*Exercise:* Pick up the write-up on the allergen puzzle, which appears below ahead of the data, and continue it from its last sentence.

*Article:*
----

Day 21 was welcome relief after day 20. In this one, I’ll parse a list of foods, each with an ingredients list and a listing of some (not necessarily all) of the allergies. I’ll use that list to pair up allergens to ingredients.

Challenge

The puzzle can be found here. I’m given list, where each line is the list of ingredients in the food and at least some of the allergens the food may contain (absence of a label doesn’t mean that food doesn’t contain that allergen). An example list of four foods is:

mxmxvkd kfcds sqjhc nhms (contains dairy, fish)
trh fvjkl sbzzf mxmxvkd (contains dairy)
sqjhc fvjkl (contains soy)
sqjhc mxmxvkd sbzzf (contains fish)

In part one, I’m asked to find all the ingredients that can’t contain be an allergen.

In part two, I solve the system and find which ingredient contains each allergen.

Solution

Part 1

I’ll keep a list of all the ingredients (originally I used a set, but the challenge for part one is to count the number of times the safe ingredients appear, not the number of ingredients) and a dictionary by allergen. I’ll parse the input saving the ingredients to the big list, and keeping track of which ingredients could be associated with each allergen.

----

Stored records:
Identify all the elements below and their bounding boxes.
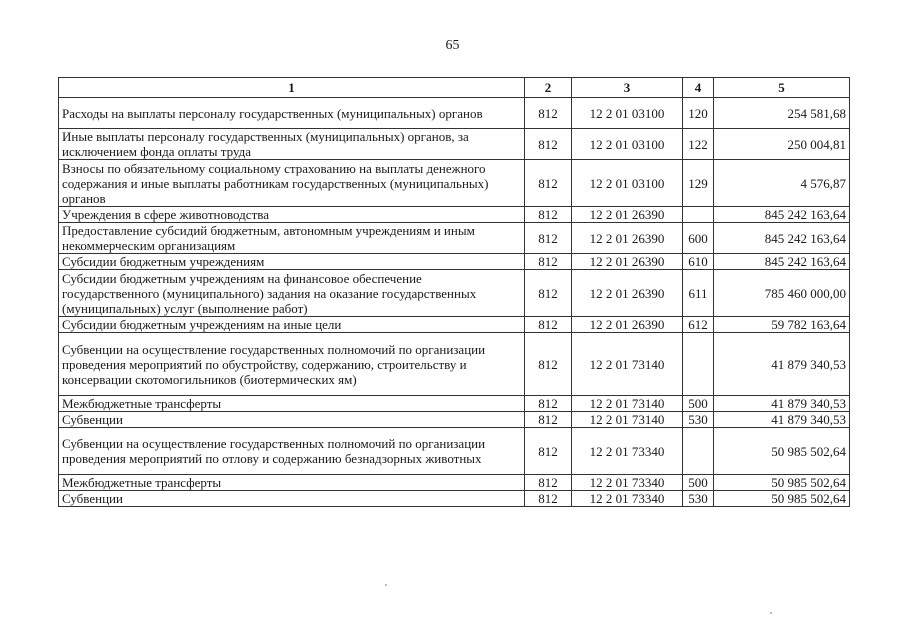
cell-ved-code: 812 — [525, 491, 572, 507]
budget-table — [58, 77, 850, 507]
cell-target-article: 12 2 01 73140 — [572, 412, 683, 428]
table-row — [59, 428, 850, 475]
cell-ved-code: 812 — [525, 317, 572, 333]
cell-target-article: 12 2 01 03100 — [572, 160, 683, 207]
cell-name: Субвенции — [59, 412, 525, 428]
cell-target-article: 12 2 01 26390 — [572, 317, 683, 333]
cell-target-article: 12 2 01 03100 — [572, 98, 683, 129]
header-col-5: 5 — [714, 78, 850, 98]
cell-ved-code: 812 — [525, 98, 572, 129]
cell-amount: 41 879 340,53 — [714, 396, 850, 412]
table-row — [59, 129, 850, 160]
cell-ved-code: 812 — [525, 396, 572, 412]
cell-ved-code: 812 — [525, 207, 572, 223]
cell-amount: 845 242 163,64 — [714, 207, 850, 223]
cell-ved-code: 812 — [525, 223, 572, 254]
cell-amount: 785 460 000,00 — [714, 270, 850, 317]
cell-name: Расходы на выплаты персоналу государственных (муниципальных) органов — [59, 98, 525, 129]
cell-target-article: 12 2 01 26390 — [572, 207, 683, 223]
cell-target-article: 12 2 01 73340 — [572, 491, 683, 507]
table-row — [59, 223, 850, 254]
cell-name: Субсидии бюджетным учреждениям — [59, 254, 525, 270]
table-body — [59, 98, 850, 507]
page-number: 65 — [445, 38, 460, 53]
cell-target-article: 12 2 01 03100 — [572, 129, 683, 160]
cell-target-article: 12 2 01 73340 — [572, 428, 683, 475]
cell-expense-type: 530 — [683, 412, 714, 428]
header-col-1: 1 — [59, 78, 525, 98]
table-row — [59, 160, 850, 207]
cell-ved-code: 812 — [525, 333, 572, 396]
cell-expense-type: 129 — [683, 160, 714, 207]
cell-name: Взносы по обязательному социальному страхованию на выплаты денежного содержания и иные выплаты работникам государственных (муниципальных) органов — [59, 160, 525, 207]
cell-amount: 845 242 163,64 — [714, 254, 850, 270]
table-row — [59, 333, 850, 396]
cell-amount: 254 581,68 — [714, 98, 850, 129]
cell-expense-type: 122 — [683, 129, 714, 160]
header-row — [59, 78, 850, 98]
table-header — [59, 78, 850, 98]
cell-name: Учреждения в сфере животноводства — [59, 207, 525, 223]
cell-expense-type: 612 — [683, 317, 714, 333]
cell-expense-type: 500 — [683, 475, 714, 491]
cell-amount: 41 879 340,53 — [714, 412, 850, 428]
cell-expense-type: 120 — [683, 98, 714, 129]
table-row — [59, 475, 850, 491]
cell-target-article: 12 2 01 73340 — [572, 475, 683, 491]
cell-name: Субвенции на осуществление государственных полномочий по организации проведения мероприятий по обустройству, содержанию, строительству и консервации скотомогильников (биотермических ям) — [59, 333, 525, 396]
cell-ved-code: 812 — [525, 475, 572, 491]
cell-amount: 845 242 163,64 — [714, 223, 850, 254]
cell-amount: 4 576,87 — [714, 160, 850, 207]
header-col-2: 2 — [525, 78, 572, 98]
cell-amount: 59 782 163,64 — [714, 317, 850, 333]
table-row — [59, 396, 850, 412]
scan-speck — [770, 612, 772, 614]
cell-expense-type: 610 — [683, 254, 714, 270]
table-row — [59, 207, 850, 223]
cell-expense-type — [683, 207, 714, 223]
cell-name: Субсидии бюджетным учреждениям на финансовое обеспечение государственного (муниципального) задания на оказание государственных (муниципальных) услуг (выполнение работ) — [59, 270, 525, 317]
table-row — [59, 98, 850, 129]
cell-ved-code: 812 — [525, 412, 572, 428]
cell-expense-type: 600 — [683, 223, 714, 254]
cell-name: Субвенции на осуществление государственных полномочий по организации проведения мероприятий по отлову и содержанию безнадзорных животных — [59, 428, 525, 475]
table-row — [59, 270, 850, 317]
cell-expense-type: 611 — [683, 270, 714, 317]
cell-name: Иные выплаты персоналу государственных (муниципальных) органов, за исключением фонда оплаты труда — [59, 129, 525, 160]
table-row — [59, 412, 850, 428]
table-row — [59, 491, 850, 507]
cell-target-article: 12 2 01 26390 — [572, 223, 683, 254]
cell-ved-code: 812 — [525, 428, 572, 475]
cell-target-article: 12 2 01 26390 — [572, 254, 683, 270]
cell-target-article: 12 2 01 26390 — [572, 270, 683, 317]
cell-amount: 250 004,81 — [714, 129, 850, 160]
cell-amount: 50 985 502,64 — [714, 475, 850, 491]
header-col-4: 4 — [683, 78, 714, 98]
cell-expense-type — [683, 333, 714, 396]
cell-expense-type: 500 — [683, 396, 714, 412]
cell-expense-type — [683, 428, 714, 475]
cell-ved-code: 812 — [525, 270, 572, 317]
cell-name: Субсидии бюджетным учреждениям на иные цели — [59, 317, 525, 333]
cell-target-article: 12 2 01 73140 — [572, 396, 683, 412]
cell-ved-code: 812 — [525, 160, 572, 207]
cell-amount: 50 985 502,64 — [714, 491, 850, 507]
cell-name: Предоставление субсидий бюджетным, автономным учреждениям и иным некоммерческим организациям — [59, 223, 525, 254]
cell-name: Межбюджетные трансферты — [59, 475, 525, 491]
cell-ved-code: 812 — [525, 254, 572, 270]
cell-amount: 41 879 340,53 — [714, 333, 850, 396]
scan-speck — [385, 584, 387, 586]
header-col-3: 3 — [572, 78, 683, 98]
cell-ved-code: 812 — [525, 129, 572, 160]
cell-target-article: 12 2 01 73140 — [572, 333, 683, 396]
table-row — [59, 254, 850, 270]
cell-amount: 50 985 502,64 — [714, 428, 850, 475]
cell-name: Субвенции — [59, 491, 525, 507]
table-row — [59, 317, 850, 333]
cell-expense-type: 530 — [683, 491, 714, 507]
cell-name: Межбюджетные трансферты — [59, 396, 525, 412]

----

*Output of the task:*
all_ingredients = []
all_allergens = {}

for line in data:
    ilist, alist = line.strip('\n)').split(' (contains ')
    ilist = ilist.split(' ')
    alist = alist.split(', ')
    all_ingredients += ilist
    for allergen in alist:
        if allergen in all_allergens:
            all_allergens[allergen] &= set(ilist)
        else:
            all_allergens[allergen] = set(ilist)

If an allergen is already in the dictionary, then the potential ingredients that could contain that allergen are ingredients that are in both sets, or the intersection of the two sets, which is defined in Python as &. If the allergen isn’t already in the dictionary, then the potential ingredients are the list of ingredients in this food.

Once that’s processed, to find the list of safe ingredients, I’ll get a list of all the foods in the allergens list, and then get the ingredients list without the foods in that list:

allergen_foods = set([i for v in all_allergens.values() for i in v])
safe_foods = [i for i in all_ingredients if i not in allergen_foods]
print(f'Part 1: {len(safe_foods)}')

Part 2

Now I just need to run through the allergens dict looking for any with only one potential ingredient. I’ll save that pair, and then remove the allergen from the dict and the ingredient from all of the other allergens’ lists.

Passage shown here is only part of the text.